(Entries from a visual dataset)
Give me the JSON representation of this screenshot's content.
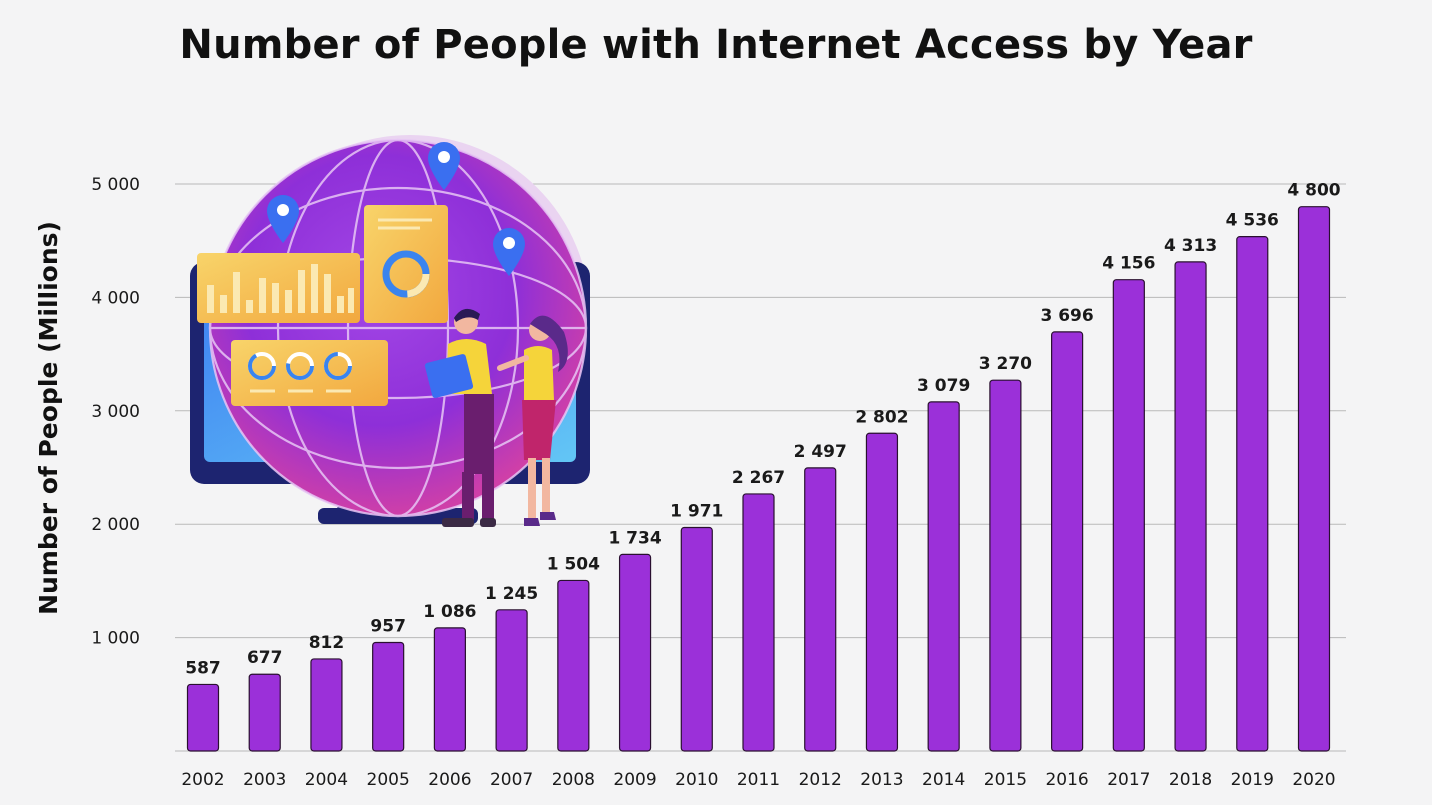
{
  "chart_data": {
    "type": "bar",
    "title": "Number of People with Internet Access by Year",
    "xlabel": "",
    "ylabel": "Number of People (Millions)",
    "categories": [
      "2002",
      "2003",
      "2004",
      "2005",
      "2006",
      "2007",
      "2008",
      "2009",
      "2010",
      "2011",
      "2012",
      "2013",
      "2014",
      "2015",
      "2016",
      "2017",
      "2018",
      "2019",
      "2020"
    ],
    "values": [
      587,
      677,
      812,
      957,
      1086,
      1245,
      1504,
      1734,
      1971,
      2267,
      2497,
      2802,
      3079,
      3270,
      3696,
      4156,
      4313,
      4536,
      4800
    ],
    "value_labels": [
      "587",
      "677",
      "812",
      "957",
      "1 086",
      "1 245",
      "1 504",
      "1 734",
      "1 971",
      "2 267",
      "2 497",
      "2 802",
      "3 079",
      "3 270",
      "3 696",
      "4 156",
      "4 313",
      "4 536",
      "4 800"
    ],
    "yticks": [
      1000,
      2000,
      3000,
      4000,
      5000
    ],
    "ytick_labels": [
      "1 000",
      "2 000",
      "3 000",
      "4 000",
      "5 000"
    ],
    "ylim": [
      0,
      5000
    ],
    "grid": true,
    "legend": "none",
    "bar_color": "#9b30d9",
    "bar_outline_color": "#2a1030",
    "gridline_color": "#b9b9b9",
    "illustration": "people-with-globe-and-monitor-illustration"
  }
}
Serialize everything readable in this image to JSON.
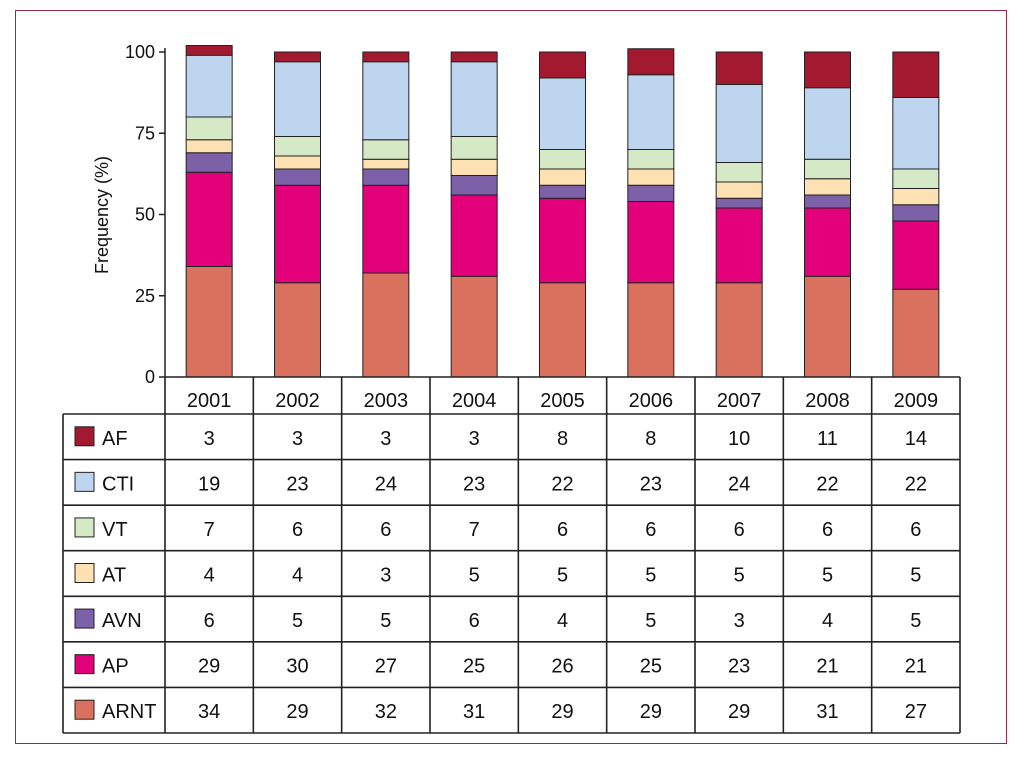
{
  "chart_data": {
    "type": "bar",
    "stacked": true,
    "ylabel": "Frequency (%)",
    "xlabel": "",
    "ylim": [
      0,
      100
    ],
    "yticks": [
      0,
      25,
      50,
      75,
      100
    ],
    "grid": false,
    "legend_placement": "table-below",
    "categories": [
      "2001",
      "2002",
      "2003",
      "2004",
      "2005",
      "2006",
      "2007",
      "2008",
      "2009"
    ],
    "series": [
      {
        "name": "AF",
        "color": "#a3192f",
        "values": [
          3,
          3,
          3,
          3,
          8,
          8,
          10,
          11,
          14
        ]
      },
      {
        "name": "CTI",
        "color": "#bdd5ee",
        "values": [
          19,
          23,
          24,
          23,
          22,
          23,
          24,
          22,
          22
        ]
      },
      {
        "name": "VT",
        "color": "#d5e9c6",
        "values": [
          7,
          6,
          6,
          7,
          6,
          6,
          6,
          6,
          6
        ]
      },
      {
        "name": "AT",
        "color": "#fde1b3",
        "values": [
          4,
          4,
          3,
          5,
          5,
          5,
          5,
          5,
          5
        ]
      },
      {
        "name": "AVN",
        "color": "#7c60a8",
        "values": [
          6,
          5,
          5,
          6,
          4,
          5,
          3,
          4,
          5
        ]
      },
      {
        "name": "AP",
        "color": "#e3007b",
        "values": [
          29,
          30,
          27,
          25,
          26,
          25,
          23,
          21,
          21
        ]
      },
      {
        "name": "ARNT",
        "color": "#da715f",
        "values": [
          34,
          29,
          32,
          31,
          29,
          29,
          29,
          31,
          27
        ]
      }
    ],
    "stack_order_bottom_to_top": [
      "ARNT",
      "AP",
      "AVN",
      "AT",
      "VT",
      "CTI",
      "AF"
    ]
  }
}
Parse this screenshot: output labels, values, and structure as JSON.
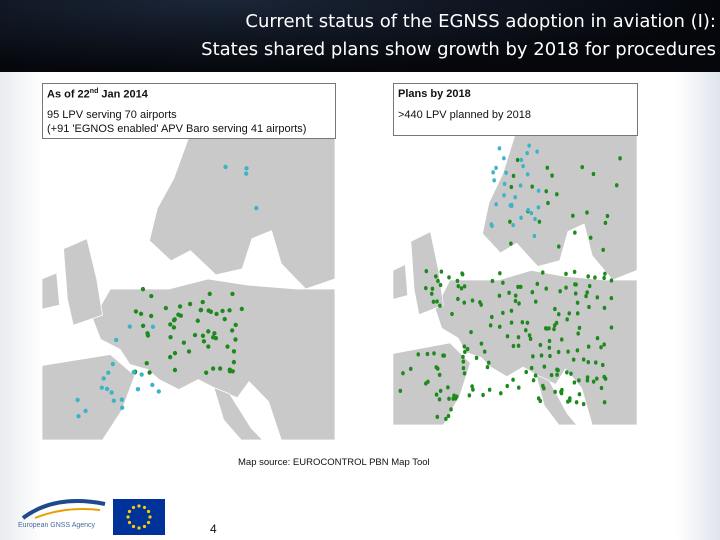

_PROBLEM STATEMENT:_ Copy the data character for character, but drop all pictures from the copy.

_EXERCISE SOLUTION:_
Give me the JSON representation of this screenshot's content.
{
  "chart_data": {
    "type": "bar",
    "title": "Number of People with Internet Access by Year",
    "xlabel": "",
    "ylabel": "Number of People (Millions)",
    "categories": [
      "2002",
      "2003",
      "2004",
      "2005",
      "2006",
      "2007",
      "2008",
      "2009",
      "2010",
      "2011",
      "2012",
      "2013",
      "2014",
      "2015",
      "2016",
      "2017",
      "2018",
      "2019",
      "2020"
    ],
    "values": [
      587,
      677,
      812,
      957,
      1086,
      1245,
      1504,
      1734,
      1971,
      2267,
      2497,
      2802,
      3079,
      3270,
      3696,
      4156,
      4313,
      4536,
      4800
    ],
    "value_labels": [
      "587",
      "677",
      "812",
      "957",
      "1 086",
      "1 245",
      "1 504",
      "1 734",
      "1 971",
      "2 267",
      "2 497",
      "2 802",
      "3 079",
      "3 270",
      "3 696",
      "4 156",
      "4 313",
      "4 536",
      "4 800"
    ],
    "yticks": [
      1000,
      2000,
      3000,
      4000,
      5000
    ],
    "ytick_labels": [
      "1 000",
      "2 000",
      "3 000",
      "4 000",
      "5 000"
    ],
    "ylim": [
      0,
      5000
    ],
    "grid": true,
    "legend": "none",
    "bar_color": "#9b30d9",
    "bar_outline_color": "#2a1030",
    "gridline_color": "#b9b9b9",
    "illustration": "people-with-globe-and-monitor-illustration"
  }
}
Serialize everything readable in this image to JSON.
{
  "chart_data": {
    "type": "bar",
    "stacked": true,
    "ylabel": "Frequency (%)",
    "xlabel": "",
    "ylim": [
      0,
      100
    ],
    "yticks": [
      0,
      25,
      50,
      75,
      100
    ],
    "grid": false,
    "legend_placement": "table-below",
    "categories": [
      "2001",
      "2002",
      "2003",
      "2004",
      "2005",
      "2006",
      "2007",
      "2008",
      "2009"
    ],
    "series": [
      {
        "name": "AF",
        "color": "#a3192f",
        "values": [
          3,
          3,
          3,
          3,
          8,
          8,
          10,
          11,
          14
        ]
      },
      {
        "name": "CTI",
        "color": "#bdd5ee",
        "values": [
          19,
          23,
          24,
          23,
          22,
          23,
          24,
          22,
          22
        ]
      },
      {
        "name": "VT",
        "color": "#d5e9c6",
        "values": [
          7,
          6,
          6,
          7,
          6,
          6,
          6,
          6,
          6
        ]
      },
      {
        "name": "AT",
        "color": "#fde1b3",
        "values": [
          4,
          4,
          3,
          5,
          5,
          5,
          5,
          5,
          5
        ]
      },
      {
        "name": "AVN",
        "color": "#7c60a8",
        "values": [
          6,
          5,
          5,
          6,
          4,
          5,
          3,
          4,
          5
        ]
      },
      {
        "name": "AP",
        "color": "#e3007b",
        "values": [
          29,
          30,
          27,
          25,
          26,
          25,
          23,
          21,
          21
        ]
      },
      {
        "name": "ARNT",
        "color": "#da715f",
        "values": [
          34,
          29,
          32,
          31,
          29,
          29,
          29,
          31,
          27
        ]
      }
    ],
    "stack_order_bottom_to_top": [
      "ARNT",
      "AP",
      "AVN",
      "AT",
      "VT",
      "CTI",
      "AF"
    ]
  }
}
Parse this screenshot: output labels, values, and structure as JSON.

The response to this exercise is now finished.